Input rows:
# # #
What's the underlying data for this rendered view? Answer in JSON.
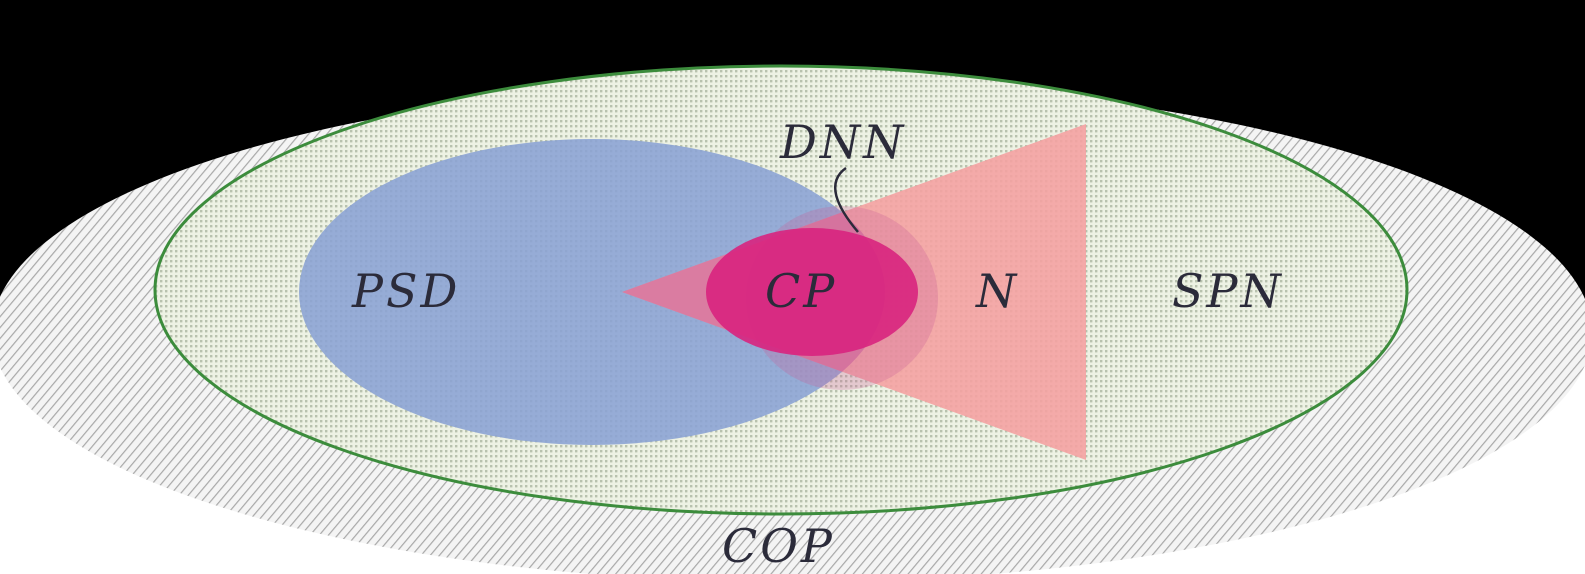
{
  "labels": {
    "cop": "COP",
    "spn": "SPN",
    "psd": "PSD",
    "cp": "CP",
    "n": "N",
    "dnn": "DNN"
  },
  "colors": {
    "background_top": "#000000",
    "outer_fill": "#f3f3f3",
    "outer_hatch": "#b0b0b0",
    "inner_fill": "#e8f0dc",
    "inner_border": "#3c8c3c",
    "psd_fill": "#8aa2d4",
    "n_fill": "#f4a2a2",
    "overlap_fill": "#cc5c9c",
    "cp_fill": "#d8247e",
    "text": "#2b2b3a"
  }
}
# # #
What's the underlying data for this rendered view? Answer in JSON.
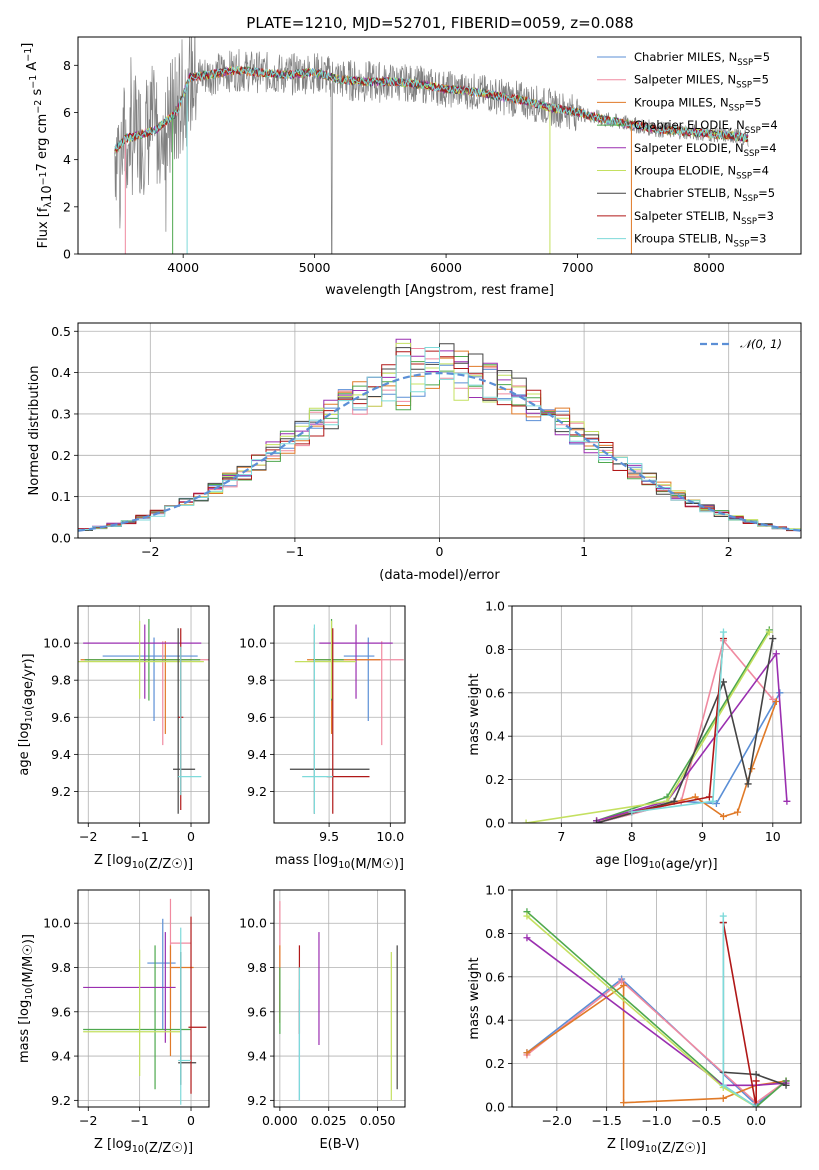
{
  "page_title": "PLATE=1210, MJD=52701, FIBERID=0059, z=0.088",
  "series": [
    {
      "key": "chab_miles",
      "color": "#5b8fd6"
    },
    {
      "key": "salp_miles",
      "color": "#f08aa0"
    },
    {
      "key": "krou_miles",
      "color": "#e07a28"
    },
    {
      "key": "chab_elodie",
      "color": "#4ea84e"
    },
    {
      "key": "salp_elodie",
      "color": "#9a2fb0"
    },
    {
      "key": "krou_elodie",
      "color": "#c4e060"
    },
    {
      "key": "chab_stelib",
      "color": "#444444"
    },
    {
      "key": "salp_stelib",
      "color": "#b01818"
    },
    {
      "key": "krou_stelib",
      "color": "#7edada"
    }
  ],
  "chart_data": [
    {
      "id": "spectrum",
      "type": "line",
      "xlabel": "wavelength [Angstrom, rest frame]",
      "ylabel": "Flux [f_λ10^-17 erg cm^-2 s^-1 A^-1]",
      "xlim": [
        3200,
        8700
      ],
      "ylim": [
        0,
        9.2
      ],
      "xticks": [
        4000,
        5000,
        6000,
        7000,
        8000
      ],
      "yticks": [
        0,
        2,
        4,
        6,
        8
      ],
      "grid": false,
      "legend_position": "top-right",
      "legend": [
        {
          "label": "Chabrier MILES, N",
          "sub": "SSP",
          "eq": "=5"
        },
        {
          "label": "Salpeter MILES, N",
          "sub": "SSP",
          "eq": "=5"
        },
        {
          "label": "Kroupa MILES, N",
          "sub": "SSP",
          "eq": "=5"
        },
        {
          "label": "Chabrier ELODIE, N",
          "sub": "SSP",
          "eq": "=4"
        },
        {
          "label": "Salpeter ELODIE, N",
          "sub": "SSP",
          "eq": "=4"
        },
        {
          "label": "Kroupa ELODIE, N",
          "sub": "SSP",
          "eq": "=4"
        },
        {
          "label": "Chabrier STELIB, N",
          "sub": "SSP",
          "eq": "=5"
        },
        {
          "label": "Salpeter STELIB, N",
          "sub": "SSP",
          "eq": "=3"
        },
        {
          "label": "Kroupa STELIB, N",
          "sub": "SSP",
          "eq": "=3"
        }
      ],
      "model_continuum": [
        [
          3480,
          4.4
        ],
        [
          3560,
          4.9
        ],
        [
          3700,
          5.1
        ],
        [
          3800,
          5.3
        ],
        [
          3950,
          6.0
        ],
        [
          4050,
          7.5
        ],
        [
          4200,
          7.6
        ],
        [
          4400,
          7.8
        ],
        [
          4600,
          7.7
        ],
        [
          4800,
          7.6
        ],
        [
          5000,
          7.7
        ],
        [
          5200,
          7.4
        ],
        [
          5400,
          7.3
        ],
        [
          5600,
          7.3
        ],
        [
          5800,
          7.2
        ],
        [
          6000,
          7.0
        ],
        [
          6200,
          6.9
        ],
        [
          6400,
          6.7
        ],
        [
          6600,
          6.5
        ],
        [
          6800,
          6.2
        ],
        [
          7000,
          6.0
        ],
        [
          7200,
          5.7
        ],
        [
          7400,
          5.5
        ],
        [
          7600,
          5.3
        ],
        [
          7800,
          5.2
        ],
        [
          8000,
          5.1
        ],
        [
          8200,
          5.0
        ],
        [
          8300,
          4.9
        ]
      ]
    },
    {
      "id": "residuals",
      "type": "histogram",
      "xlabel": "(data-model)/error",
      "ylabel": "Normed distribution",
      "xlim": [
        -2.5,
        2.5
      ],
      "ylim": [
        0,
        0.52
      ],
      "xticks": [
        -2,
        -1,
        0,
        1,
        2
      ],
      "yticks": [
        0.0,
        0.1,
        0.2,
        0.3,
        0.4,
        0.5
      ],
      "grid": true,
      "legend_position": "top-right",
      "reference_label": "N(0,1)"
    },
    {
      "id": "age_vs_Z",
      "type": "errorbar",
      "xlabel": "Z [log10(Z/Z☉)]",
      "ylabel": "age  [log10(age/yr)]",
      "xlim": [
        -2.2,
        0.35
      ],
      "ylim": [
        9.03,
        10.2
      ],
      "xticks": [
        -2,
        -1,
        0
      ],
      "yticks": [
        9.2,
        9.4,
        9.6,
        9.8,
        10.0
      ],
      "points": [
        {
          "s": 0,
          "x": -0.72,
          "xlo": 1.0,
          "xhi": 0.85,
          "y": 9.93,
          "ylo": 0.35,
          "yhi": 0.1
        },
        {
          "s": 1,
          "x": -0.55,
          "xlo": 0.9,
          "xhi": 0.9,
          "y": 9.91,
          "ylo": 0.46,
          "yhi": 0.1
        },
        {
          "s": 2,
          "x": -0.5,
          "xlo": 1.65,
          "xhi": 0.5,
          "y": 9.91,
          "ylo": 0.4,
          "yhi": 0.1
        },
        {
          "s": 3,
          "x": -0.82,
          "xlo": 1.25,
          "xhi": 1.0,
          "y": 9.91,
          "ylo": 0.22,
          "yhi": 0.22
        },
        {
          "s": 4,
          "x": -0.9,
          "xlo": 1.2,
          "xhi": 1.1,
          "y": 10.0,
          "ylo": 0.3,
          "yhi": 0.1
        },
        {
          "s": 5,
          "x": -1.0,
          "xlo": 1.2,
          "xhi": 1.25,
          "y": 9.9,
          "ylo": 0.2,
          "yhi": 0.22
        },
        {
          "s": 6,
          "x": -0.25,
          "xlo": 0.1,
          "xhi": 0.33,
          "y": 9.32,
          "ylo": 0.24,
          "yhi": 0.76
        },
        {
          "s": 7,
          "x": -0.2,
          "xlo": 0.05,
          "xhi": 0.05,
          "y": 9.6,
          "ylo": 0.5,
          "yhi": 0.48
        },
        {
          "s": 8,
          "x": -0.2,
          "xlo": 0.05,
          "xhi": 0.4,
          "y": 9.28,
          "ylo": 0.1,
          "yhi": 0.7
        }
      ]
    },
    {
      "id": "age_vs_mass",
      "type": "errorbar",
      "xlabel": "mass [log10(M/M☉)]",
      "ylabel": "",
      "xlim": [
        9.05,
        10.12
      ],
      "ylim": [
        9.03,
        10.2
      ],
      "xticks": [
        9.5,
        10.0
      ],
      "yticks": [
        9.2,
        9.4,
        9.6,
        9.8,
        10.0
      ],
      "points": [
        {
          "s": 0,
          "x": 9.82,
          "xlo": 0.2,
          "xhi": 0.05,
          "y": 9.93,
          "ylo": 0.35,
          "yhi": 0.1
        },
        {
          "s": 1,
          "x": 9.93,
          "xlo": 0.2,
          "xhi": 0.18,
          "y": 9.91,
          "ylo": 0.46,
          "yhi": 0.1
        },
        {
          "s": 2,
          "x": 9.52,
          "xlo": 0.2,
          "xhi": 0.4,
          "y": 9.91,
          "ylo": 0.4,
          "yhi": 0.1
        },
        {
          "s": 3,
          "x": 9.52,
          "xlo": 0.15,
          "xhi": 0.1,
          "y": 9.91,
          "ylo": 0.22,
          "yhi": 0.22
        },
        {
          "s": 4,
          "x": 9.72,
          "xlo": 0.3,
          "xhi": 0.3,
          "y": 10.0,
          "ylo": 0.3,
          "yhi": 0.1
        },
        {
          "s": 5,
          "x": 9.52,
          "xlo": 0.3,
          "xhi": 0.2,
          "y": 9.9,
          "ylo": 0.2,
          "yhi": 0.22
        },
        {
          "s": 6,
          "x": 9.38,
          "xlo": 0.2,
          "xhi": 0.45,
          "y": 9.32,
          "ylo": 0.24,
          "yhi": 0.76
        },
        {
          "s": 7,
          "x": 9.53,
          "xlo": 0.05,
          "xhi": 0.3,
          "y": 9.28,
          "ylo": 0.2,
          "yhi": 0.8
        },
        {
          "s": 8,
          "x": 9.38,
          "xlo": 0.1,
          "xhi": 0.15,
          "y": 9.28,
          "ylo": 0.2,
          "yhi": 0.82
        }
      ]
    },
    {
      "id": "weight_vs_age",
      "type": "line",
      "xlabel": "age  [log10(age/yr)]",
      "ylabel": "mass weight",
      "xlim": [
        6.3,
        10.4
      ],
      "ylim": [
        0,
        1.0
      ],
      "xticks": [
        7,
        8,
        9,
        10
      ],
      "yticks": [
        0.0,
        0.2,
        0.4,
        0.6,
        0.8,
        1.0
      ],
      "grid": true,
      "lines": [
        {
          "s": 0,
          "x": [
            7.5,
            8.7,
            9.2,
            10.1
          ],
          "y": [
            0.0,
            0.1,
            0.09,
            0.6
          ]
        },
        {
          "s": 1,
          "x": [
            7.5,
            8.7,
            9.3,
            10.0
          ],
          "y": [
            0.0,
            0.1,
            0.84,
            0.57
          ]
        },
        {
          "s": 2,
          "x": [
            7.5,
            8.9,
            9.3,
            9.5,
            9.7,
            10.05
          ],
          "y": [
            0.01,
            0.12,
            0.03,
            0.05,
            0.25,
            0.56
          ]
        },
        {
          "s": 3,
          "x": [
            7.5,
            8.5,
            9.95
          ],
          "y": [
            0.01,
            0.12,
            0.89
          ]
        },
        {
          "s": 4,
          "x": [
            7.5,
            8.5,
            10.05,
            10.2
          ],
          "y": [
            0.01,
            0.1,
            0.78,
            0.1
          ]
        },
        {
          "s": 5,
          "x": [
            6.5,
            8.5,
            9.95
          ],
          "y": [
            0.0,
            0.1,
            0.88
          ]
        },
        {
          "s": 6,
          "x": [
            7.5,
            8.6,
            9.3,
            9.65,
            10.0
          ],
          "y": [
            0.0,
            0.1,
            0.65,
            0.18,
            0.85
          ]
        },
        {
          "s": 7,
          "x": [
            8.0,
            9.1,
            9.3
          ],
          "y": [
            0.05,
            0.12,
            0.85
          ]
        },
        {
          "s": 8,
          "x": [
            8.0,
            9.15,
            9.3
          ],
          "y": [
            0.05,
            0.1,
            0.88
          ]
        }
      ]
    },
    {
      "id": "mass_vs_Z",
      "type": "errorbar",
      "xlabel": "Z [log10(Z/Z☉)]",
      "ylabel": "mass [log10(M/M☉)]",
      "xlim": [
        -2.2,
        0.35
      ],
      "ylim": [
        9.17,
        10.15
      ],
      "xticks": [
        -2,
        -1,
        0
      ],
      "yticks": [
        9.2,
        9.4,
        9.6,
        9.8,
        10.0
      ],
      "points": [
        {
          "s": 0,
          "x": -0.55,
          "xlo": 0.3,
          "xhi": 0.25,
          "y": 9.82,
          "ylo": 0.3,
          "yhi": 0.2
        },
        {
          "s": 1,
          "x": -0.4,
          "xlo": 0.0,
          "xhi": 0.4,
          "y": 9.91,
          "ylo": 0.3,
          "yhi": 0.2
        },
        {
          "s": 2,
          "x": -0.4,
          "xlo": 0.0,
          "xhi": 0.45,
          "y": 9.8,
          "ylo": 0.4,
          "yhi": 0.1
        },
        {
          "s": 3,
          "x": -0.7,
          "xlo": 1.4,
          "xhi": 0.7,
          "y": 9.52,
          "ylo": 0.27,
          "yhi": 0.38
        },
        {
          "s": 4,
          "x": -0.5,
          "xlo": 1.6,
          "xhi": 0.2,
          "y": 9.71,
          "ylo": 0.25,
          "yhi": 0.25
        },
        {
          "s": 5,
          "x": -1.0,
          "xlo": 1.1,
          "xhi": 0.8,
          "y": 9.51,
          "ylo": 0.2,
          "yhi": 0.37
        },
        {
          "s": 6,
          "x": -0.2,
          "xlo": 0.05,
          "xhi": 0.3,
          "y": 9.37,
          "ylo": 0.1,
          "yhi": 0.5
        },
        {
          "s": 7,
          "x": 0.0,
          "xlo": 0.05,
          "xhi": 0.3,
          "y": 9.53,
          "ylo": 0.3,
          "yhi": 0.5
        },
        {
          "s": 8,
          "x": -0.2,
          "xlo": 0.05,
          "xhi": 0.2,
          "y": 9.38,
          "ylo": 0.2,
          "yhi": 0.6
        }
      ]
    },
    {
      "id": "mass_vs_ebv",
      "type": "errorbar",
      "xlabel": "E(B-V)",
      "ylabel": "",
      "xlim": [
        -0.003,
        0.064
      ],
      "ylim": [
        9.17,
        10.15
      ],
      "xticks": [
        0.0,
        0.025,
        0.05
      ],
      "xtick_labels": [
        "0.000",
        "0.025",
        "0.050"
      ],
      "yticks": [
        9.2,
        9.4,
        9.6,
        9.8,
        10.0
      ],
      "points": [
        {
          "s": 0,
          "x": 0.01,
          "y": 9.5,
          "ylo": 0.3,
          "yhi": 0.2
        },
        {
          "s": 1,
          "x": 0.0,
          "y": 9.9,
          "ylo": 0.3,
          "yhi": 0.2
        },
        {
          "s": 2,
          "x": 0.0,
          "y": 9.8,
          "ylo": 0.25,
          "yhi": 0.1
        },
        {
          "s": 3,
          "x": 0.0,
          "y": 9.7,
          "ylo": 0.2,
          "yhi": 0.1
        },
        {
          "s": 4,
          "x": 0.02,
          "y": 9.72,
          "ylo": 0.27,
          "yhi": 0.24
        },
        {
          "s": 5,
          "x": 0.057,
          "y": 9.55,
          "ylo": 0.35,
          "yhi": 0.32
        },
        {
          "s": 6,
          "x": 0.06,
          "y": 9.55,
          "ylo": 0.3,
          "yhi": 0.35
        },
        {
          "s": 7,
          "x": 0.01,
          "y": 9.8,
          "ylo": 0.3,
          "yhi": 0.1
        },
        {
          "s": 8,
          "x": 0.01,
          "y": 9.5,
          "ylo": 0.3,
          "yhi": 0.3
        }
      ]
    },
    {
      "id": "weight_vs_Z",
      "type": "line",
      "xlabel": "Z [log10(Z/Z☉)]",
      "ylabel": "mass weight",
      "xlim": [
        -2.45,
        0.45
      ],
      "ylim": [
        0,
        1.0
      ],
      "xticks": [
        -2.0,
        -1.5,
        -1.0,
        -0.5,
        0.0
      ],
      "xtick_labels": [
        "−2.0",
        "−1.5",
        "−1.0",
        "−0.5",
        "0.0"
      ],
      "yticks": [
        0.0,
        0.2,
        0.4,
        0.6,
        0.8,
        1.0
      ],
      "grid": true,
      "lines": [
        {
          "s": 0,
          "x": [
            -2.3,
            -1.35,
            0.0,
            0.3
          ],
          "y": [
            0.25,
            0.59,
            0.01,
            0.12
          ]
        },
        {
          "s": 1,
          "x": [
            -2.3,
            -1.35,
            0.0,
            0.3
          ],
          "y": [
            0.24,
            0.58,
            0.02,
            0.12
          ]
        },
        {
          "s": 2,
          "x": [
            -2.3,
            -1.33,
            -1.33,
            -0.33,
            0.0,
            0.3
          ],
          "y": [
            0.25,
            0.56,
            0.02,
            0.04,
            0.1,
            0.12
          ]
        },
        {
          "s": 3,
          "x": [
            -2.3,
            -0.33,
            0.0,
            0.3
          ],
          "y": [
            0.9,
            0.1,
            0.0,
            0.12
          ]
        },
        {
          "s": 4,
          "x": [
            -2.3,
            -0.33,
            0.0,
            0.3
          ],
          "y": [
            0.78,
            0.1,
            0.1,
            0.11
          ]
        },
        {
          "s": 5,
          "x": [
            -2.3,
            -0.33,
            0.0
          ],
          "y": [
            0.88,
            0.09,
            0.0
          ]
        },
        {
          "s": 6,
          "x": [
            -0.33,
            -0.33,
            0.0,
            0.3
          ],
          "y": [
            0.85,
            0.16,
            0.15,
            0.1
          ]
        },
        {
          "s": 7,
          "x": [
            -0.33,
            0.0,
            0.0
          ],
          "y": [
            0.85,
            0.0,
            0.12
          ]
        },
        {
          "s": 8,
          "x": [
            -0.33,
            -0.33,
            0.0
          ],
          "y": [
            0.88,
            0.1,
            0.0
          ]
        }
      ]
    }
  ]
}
# # #
Direction: Give only the number of lines in the listing above that include the string "Chabrier".

Task result: 3